* [RECORDS FOR THE EXERCISE]:
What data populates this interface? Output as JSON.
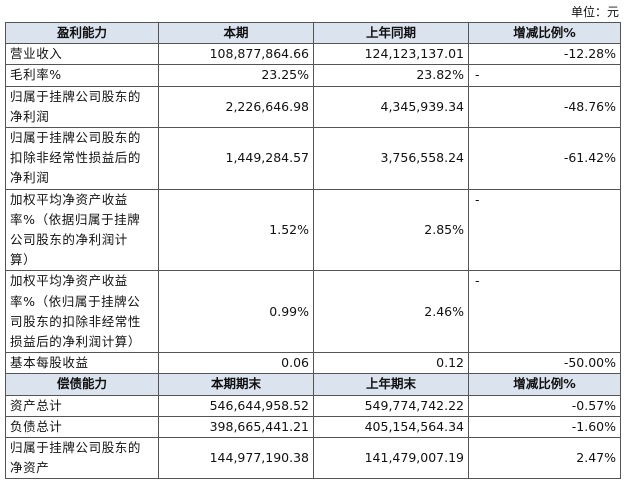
{
  "unit": "单位：元",
  "table": {
    "sections": [
      {
        "header": [
          "盈利能力",
          "本期",
          "上年同期",
          "增减比例%"
        ],
        "rows": [
          [
            [
              "营业收入"
            ],
            "108,877,864.66",
            "124,123,137.01",
            "-12.28%"
          ],
          [
            [
              "毛利率%"
            ],
            "23.25%",
            "23.82%",
            "-"
          ],
          [
            [
              "归属于挂牌公司股东的",
              "净利润"
            ],
            "2,226,646.98",
            "4,345,939.34",
            "-48.76%"
          ],
          [
            [
              "归属于挂牌公司股东的",
              "扣除非经常性损益后的",
              "净利润"
            ],
            "1,449,284.57",
            "3,756,558.24",
            "-61.42%"
          ],
          [
            [
              "加权平均净资产收益",
              "率%（依据归属于挂牌",
              "公司股东的净利润计",
              "算）"
            ],
            "1.52%",
            "2.85%",
            "-"
          ],
          [
            [
              "加权平均净资产收益",
              "率%（依归属于挂牌公",
              "司股东的扣除非经常性",
              "损益后的净利润计算）"
            ],
            "0.99%",
            "2.46%",
            "-"
          ],
          [
            [
              "基本每股收益"
            ],
            "0.06",
            "0.12",
            "-50.00%"
          ]
        ]
      },
      {
        "header": [
          "偿债能力",
          "本期期末",
          "上年期末",
          "增减比例%"
        ],
        "rows": [
          [
            [
              "资产总计"
            ],
            "546,644,958.52",
            "549,774,742.22",
            "-0.57%"
          ],
          [
            [
              "负债总计"
            ],
            "398,665,441.21",
            "405,154,564.34",
            "-1.60%"
          ],
          [
            [
              "归属于挂牌公司股东的",
              "净资产"
            ],
            "144,977,190.38",
            "141,479,007.19",
            "2.47%"
          ]
        ]
      }
    ]
  }
}
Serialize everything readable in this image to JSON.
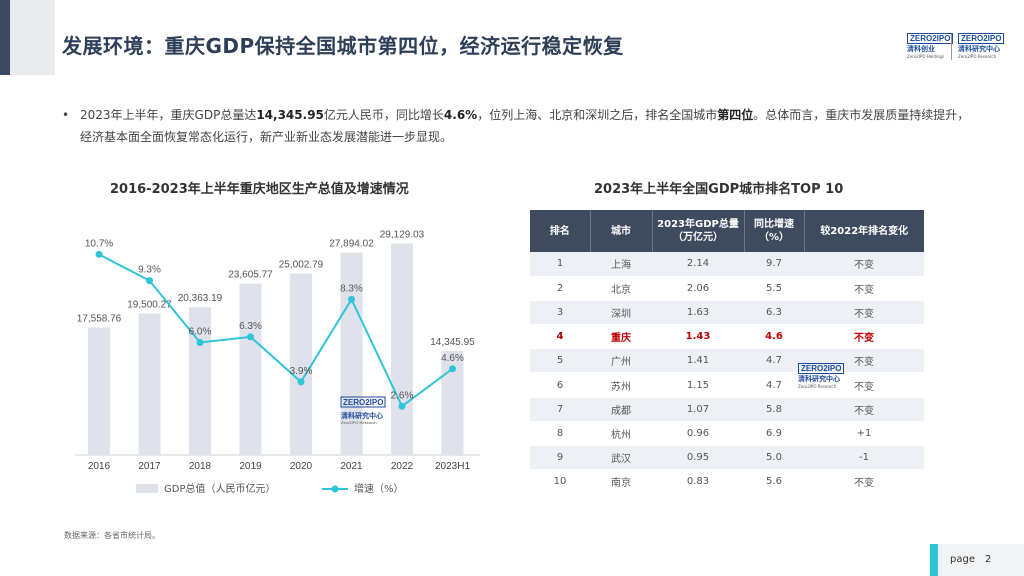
{
  "header": {
    "title": "发展环境：重庆GDP保持全国城市第四位，经济运行稳定恢复",
    "logo_left": {
      "brand": "ZERO2IPO",
      "cn": "清科创业",
      "en": "Zero2IPO Holdings"
    },
    "logo_right": {
      "brand": "ZERO2IPO",
      "cn": "清科研究中心",
      "en": "Zero2IPO Research"
    }
  },
  "bullet": {
    "marker": "•",
    "t1": "2023年上半年，重庆GDP总量达",
    "b1": "14,345.95",
    "t2": "亿元人民币，同比增长",
    "b2": "4.6%",
    "t3": "，位列上海、北京和深圳之后，排名全国城市",
    "b3": "第四位",
    "t4": "。总体而言，重庆市发展质量持续提升，经济基本面全面恢复常态化运行，新产业新业态发展潜能进一步显现。"
  },
  "chart_data": [
    {
      "type": "bar+line",
      "title": "2016-2023年上半年重庆地区生产总值及增速情况",
      "categories": [
        "2016",
        "2017",
        "2018",
        "2019",
        "2020",
        "2021",
        "2022",
        "2023H1"
      ],
      "series": [
        {
          "name": "GDP总值（人民币亿元）",
          "type": "bar",
          "values": [
            17558.76,
            19500.27,
            20363.19,
            23605.77,
            25002.79,
            27894.02,
            29129.03,
            14345.95
          ],
          "labels": [
            "17,558.76",
            "19,500.27",
            "20,363.19",
            "23,605.77",
            "25,002.79",
            "27,894.02",
            "29,129.03",
            "14,345.95"
          ],
          "color": "#dfe2ea"
        },
        {
          "name": "增速（%）",
          "type": "line",
          "values": [
            10.7,
            9.3,
            6.0,
            6.3,
            3.9,
            8.3,
            2.6,
            4.6
          ],
          "labels": [
            "10.7%",
            "9.3%",
            "6.0%",
            "6.3%",
            "3.9%",
            "8.3%",
            "2.6%",
            "4.6%"
          ],
          "color": "#2ec5d8"
        }
      ],
      "bar_ylim": [
        0,
        31000
      ],
      "line_ylim": [
        0,
        12
      ],
      "legend": "bottom"
    },
    {
      "type": "table",
      "title": "2023年上半年全国GDP城市排名TOP 10",
      "columns": [
        "排名",
        "城市",
        "2023年GDP总量（万亿元）",
        "同比增速（%）",
        "较2022年排名变化"
      ],
      "columns_display": [
        [
          "排名"
        ],
        [
          "城市"
        ],
        [
          "2023年GDP总量",
          "（万亿元）"
        ],
        [
          "同比增速",
          "（%）"
        ],
        [
          "较2022年排名变化"
        ]
      ],
      "rows": [
        [
          "1",
          "上海",
          "2.14",
          "9.7",
          "不变"
        ],
        [
          "2",
          "北京",
          "2.06",
          "5.5",
          "不变"
        ],
        [
          "3",
          "深圳",
          "1.63",
          "6.3",
          "不变"
        ],
        [
          "4",
          "重庆",
          "1.43",
          "4.6",
          "不变"
        ],
        [
          "5",
          "广州",
          "1.41",
          "4.7",
          "不变"
        ],
        [
          "6",
          "苏州",
          "1.15",
          "4.7",
          "不变"
        ],
        [
          "7",
          "成都",
          "1.07",
          "5.8",
          "不变"
        ],
        [
          "8",
          "杭州",
          "0.96",
          "6.9",
          "+1"
        ],
        [
          "9",
          "武汉",
          "0.95",
          "5.0",
          "-1"
        ],
        [
          "10",
          "南京",
          "0.83",
          "5.6",
          "不变"
        ]
      ],
      "highlight_row": 3
    }
  ],
  "watermark": {
    "brand": "ZERO2IPO",
    "cn": "清科研究中心",
    "en": "Zero2IPO Research"
  },
  "source": "数据来源：各省市统计局。",
  "page": {
    "label": "page",
    "number": "2"
  },
  "colors": {
    "title": "#2d3e57",
    "header_bg": "#3e4b5f",
    "highlight": "#c00000",
    "accent": "#2ec5d8",
    "bar": "#dfe2ea"
  }
}
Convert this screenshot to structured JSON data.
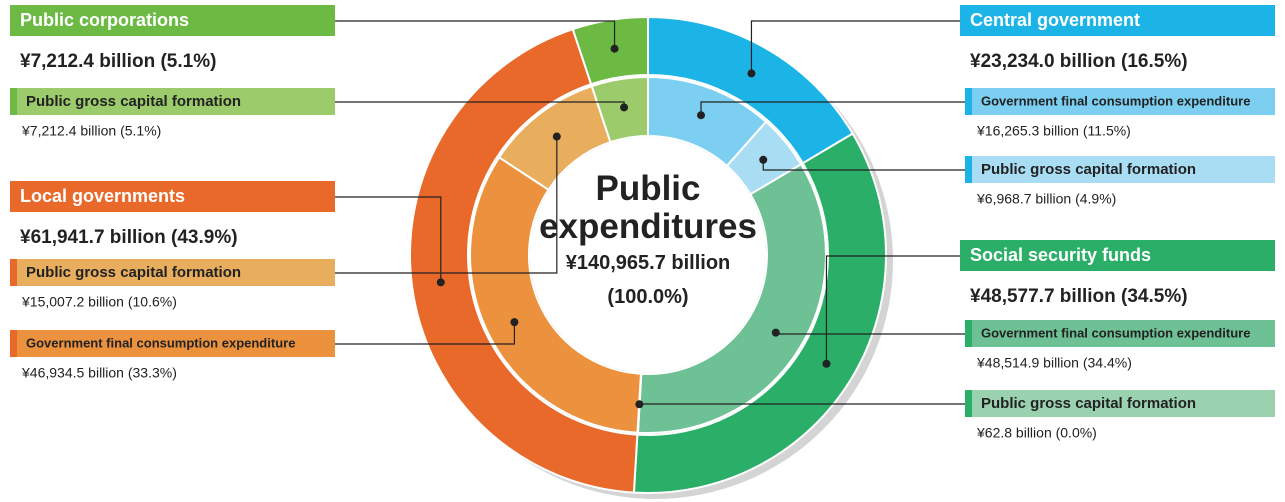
{
  "chart_data": {
    "type": "sunburst",
    "title": "Public expenditures",
    "total": {
      "value": 140965.7,
      "label": "¥140,965.7 billion",
      "share": 100.0,
      "share_label": "(100.0%)"
    },
    "groups": [
      {
        "name": "Central government",
        "color": "#1cb4e6",
        "value": 23234.0,
        "value_label": "¥23,234.0 billion (16.5%)",
        "children": [
          {
            "name": "Government final consumption expenditure",
            "color": "#7ccff1",
            "value": 16265.3,
            "value_label": "¥16,265.3 billion (11.5%)"
          },
          {
            "name": "Public gross capital formation",
            "color": "#a9ddf4",
            "value": 6968.7,
            "value_label": "¥6,968.7 billion (4.9%)"
          }
        ]
      },
      {
        "name": "Social security funds",
        "color": "#2aae68",
        "value": 48577.7,
        "value_label": "¥48,577.7 billion (34.5%)",
        "children": [
          {
            "name": "Government final consumption expenditure",
            "color": "#6dc194",
            "value": 48514.9,
            "value_label": "¥48,514.9 billion (34.4%)"
          },
          {
            "name": "Public gross capital formation",
            "color": "#9ad2b0",
            "value": 62.8,
            "value_label": "¥62.8 billion (0.0%)"
          }
        ]
      },
      {
        "name": "Local governments",
        "color": "#e8692a",
        "value": 61941.7,
        "value_label": "¥61,941.7 billion (43.9%)",
        "children": [
          {
            "name": "Government final consumption expenditure",
            "color": "#ec913d",
            "value": 46934.5,
            "value_label": "¥46,934.5 billion (33.3%)"
          },
          {
            "name": "Public gross capital formation",
            "color": "#e8ad5d",
            "value": 15007.2,
            "value_label": "¥15,007.2 billion (10.6%)"
          }
        ]
      },
      {
        "name": "Public corporations",
        "color": "#6cb944",
        "value": 7212.4,
        "value_label": "¥7,212.4 billion (5.1%)",
        "children": [
          {
            "name": "Public gross capital formation",
            "color": "#9ccb6c",
            "value": 7212.4,
            "value_label": "¥7,212.4 billion (5.1%)"
          }
        ]
      }
    ]
  }
}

* [YOUR OBJECTIVE]: Reproduce each line exactly as it appears, omitting the pictures.

* [ANSWER FOR THIS EXERCISE]:
What data populates this interface? Output as JSON.
{
  "unit": "单位：元",
  "table": {
    "sections": [
      {
        "header": [
          "盈利能力",
          "本期",
          "上年同期",
          "增减比例%"
        ],
        "rows": [
          [
            [
              "营业收入"
            ],
            "108,877,864.66",
            "124,123,137.01",
            "-12.28%"
          ],
          [
            [
              "毛利率%"
            ],
            "23.25%",
            "23.82%",
            "-"
          ],
          [
            [
              "归属于挂牌公司股东的",
              "净利润"
            ],
            "2,226,646.98",
            "4,345,939.34",
            "-48.76%"
          ],
          [
            [
              "归属于挂牌公司股东的",
              "扣除非经常性损益后的",
              "净利润"
            ],
            "1,449,284.57",
            "3,756,558.24",
            "-61.42%"
          ],
          [
            [
              "加权平均净资产收益",
              "率%（依据归属于挂牌",
              "公司股东的净利润计",
              "算）"
            ],
            "1.52%",
            "2.85%",
            "-"
          ],
          [
            [
              "加权平均净资产收益",
              "率%（依归属于挂牌公",
              "司股东的扣除非经常性",
              "损益后的净利润计算）"
            ],
            "0.99%",
            "2.46%",
            "-"
          ],
          [
            [
              "基本每股收益"
            ],
            "0.06",
            "0.12",
            "-50.00%"
          ]
        ]
      },
      {
        "header": [
          "偿债能力",
          "本期期末",
          "上年期末",
          "增减比例%"
        ],
        "rows": [
          [
            [
              "资产总计"
            ],
            "546,644,958.52",
            "549,774,742.22",
            "-0.57%"
          ],
          [
            [
              "负债总计"
            ],
            "398,665,441.21",
            "405,154,564.34",
            "-1.60%"
          ],
          [
            [
              "归属于挂牌公司股东的",
              "净资产"
            ],
            "144,977,190.38",
            "141,479,007.19",
            "2.47%"
          ]
        ]
      }
    ]
  }
}
Serialize everything readable in this image to JSON.
{
  "header": {
    "title": "发展环境：重庆GDP保持全国城市第四位，经济运行稳定恢复",
    "logo_left": {
      "brand": "ZERO2IPO",
      "cn": "清科创业",
      "en": "Zero2IPO Holdings"
    },
    "logo_right": {
      "brand": "ZERO2IPO",
      "cn": "清科研究中心",
      "en": "Zero2IPO Research"
    }
  },
  "bullet": {
    "marker": "•",
    "t1": "2023年上半年，重庆GDP总量达",
    "b1": "14,345.95",
    "t2": "亿元人民币，同比增长",
    "b2": "4.6%",
    "t3": "，位列上海、北京和深圳之后，排名全国城市",
    "b3": "第四位",
    "t4": "。总体而言，重庆市发展质量持续提升，经济基本面全面恢复常态化运行，新产业新业态发展潜能进一步显现。"
  },
  "chart_data": [
    {
      "type": "bar+line",
      "title": "2016-2023年上半年重庆地区生产总值及增速情况",
      "categories": [
        "2016",
        "2017",
        "2018",
        "2019",
        "2020",
        "2021",
        "2022",
        "2023H1"
      ],
      "series": [
        {
          "name": "GDP总值（人民币亿元）",
          "type": "bar",
          "values": [
            17558.76,
            19500.27,
            20363.19,
            23605.77,
            25002.79,
            27894.02,
            29129.03,
            14345.95
          ],
          "labels": [
            "17,558.76",
            "19,500.27",
            "20,363.19",
            "23,605.77",
            "25,002.79",
            "27,894.02",
            "29,129.03",
            "14,345.95"
          ],
          "color": "#dfe2ea"
        },
        {
          "name": "增速（%）",
          "type": "line",
          "values": [
            10.7,
            9.3,
            6.0,
            6.3,
            3.9,
            8.3,
            2.6,
            4.6
          ],
          "labels": [
            "10.7%",
            "9.3%",
            "6.0%",
            "6.3%",
            "3.9%",
            "8.3%",
            "2.6%",
            "4.6%"
          ],
          "color": "#2ec5d8"
        }
      ],
      "bar_ylim": [
        0,
        31000
      ],
      "line_ylim": [
        0,
        12
      ],
      "legend": "bottom"
    },
    {
      "type": "table",
      "title": "2023年上半年全国GDP城市排名TOP 10",
      "columns": [
        "排名",
        "城市",
        "2023年GDP总量（万亿元）",
        "同比增速（%）",
        "较2022年排名变化"
      ],
      "columns_display": [
        [
          "排名"
        ],
        [
          "城市"
        ],
        [
          "2023年GDP总量",
          "（万亿元）"
        ],
        [
          "同比增速",
          "（%）"
        ],
        [
          "较2022年排名变化"
        ]
      ],
      "rows": [
        [
          "1",
          "上海",
          "2.14",
          "9.7",
          "不变"
        ],
        [
          "2",
          "北京",
          "2.06",
          "5.5",
          "不变"
        ],
        [
          "3",
          "深圳",
          "1.63",
          "6.3",
          "不变"
        ],
        [
          "4",
          "重庆",
          "1.43",
          "4.6",
          "不变"
        ],
        [
          "5",
          "广州",
          "1.41",
          "4.7",
          "不变"
        ],
        [
          "6",
          "苏州",
          "1.15",
          "4.7",
          "不变"
        ],
        [
          "7",
          "成都",
          "1.07",
          "5.8",
          "不变"
        ],
        [
          "8",
          "杭州",
          "0.96",
          "6.9",
          "+1"
        ],
        [
          "9",
          "武汉",
          "0.95",
          "5.0",
          "-1"
        ],
        [
          "10",
          "南京",
          "0.83",
          "5.6",
          "不变"
        ]
      ],
      "highlight_row": 3
    }
  ],
  "watermark": {
    "brand": "ZERO2IPO",
    "cn": "清科研究中心",
    "en": "Zero2IPO Research"
  },
  "source": "数据来源：各省市统计局。",
  "page": {
    "label": "page",
    "number": "2"
  },
  "colors": {
    "title": "#2d3e57",
    "header_bg": "#3e4b5f",
    "highlight": "#c00000",
    "accent": "#2ec5d8",
    "bar": "#dfe2ea"
  }
}
Convert this screenshot to structured JSON data.
{
  "chart_data": {
    "type": "sunburst",
    "title": "Public expenditures",
    "total": {
      "value": 140965.7,
      "label": "¥140,965.7 billion",
      "share": 100.0,
      "share_label": "(100.0%)"
    },
    "groups": [
      {
        "name": "Central government",
        "color": "#1cb4e6",
        "value": 23234.0,
        "value_label": "¥23,234.0 billion (16.5%)",
        "children": [
          {
            "name": "Government final consumption expenditure",
            "color": "#7ccff1",
            "value": 16265.3,
            "value_label": "¥16,265.3 billion (11.5%)"
          },
          {
            "name": "Public gross capital formation",
            "color": "#a9ddf4",
            "value": 6968.7,
            "value_label": "¥6,968.7 billion (4.9%)"
          }
        ]
      },
      {
        "name": "Social security funds",
        "color": "#2aae68",
        "value": 48577.7,
        "value_label": "¥48,577.7 billion (34.5%)",
        "children": [
          {
            "name": "Government final consumption expenditure",
            "color": "#6dc194",
            "value": 48514.9,
            "value_label": "¥48,514.9 billion (34.4%)"
          },
          {
            "name": "Public gross capital formation",
            "color": "#9ad2b0",
            "value": 62.8,
            "value_label": "¥62.8 billion (0.0%)"
          }
        ]
      },
      {
        "name": "Local governments",
        "color": "#e8692a",
        "value": 61941.7,
        "value_label": "¥61,941.7 billion (43.9%)",
        "children": [
          {
            "name": "Government final consumption expenditure",
            "color": "#ec913d",
            "value": 46934.5,
            "value_label": "¥46,934.5 billion (33.3%)"
          },
          {
            "name": "Public gross capital formation",
            "color": "#e8ad5d",
            "value": 15007.2,
            "value_label": "¥15,007.2 billion (10.6%)"
          }
        ]
      },
      {
        "name": "Public corporations",
        "color": "#6cb944",
        "value": 7212.4,
        "value_label": "¥7,212.4 billion (5.1%)",
        "children": [
          {
            "name": "Public gross capital formation",
            "color": "#9ccb6c",
            "value": 7212.4,
            "value_label": "¥7,212.4 billion (5.1%)"
          }
        ]
      }
    ]
  }
}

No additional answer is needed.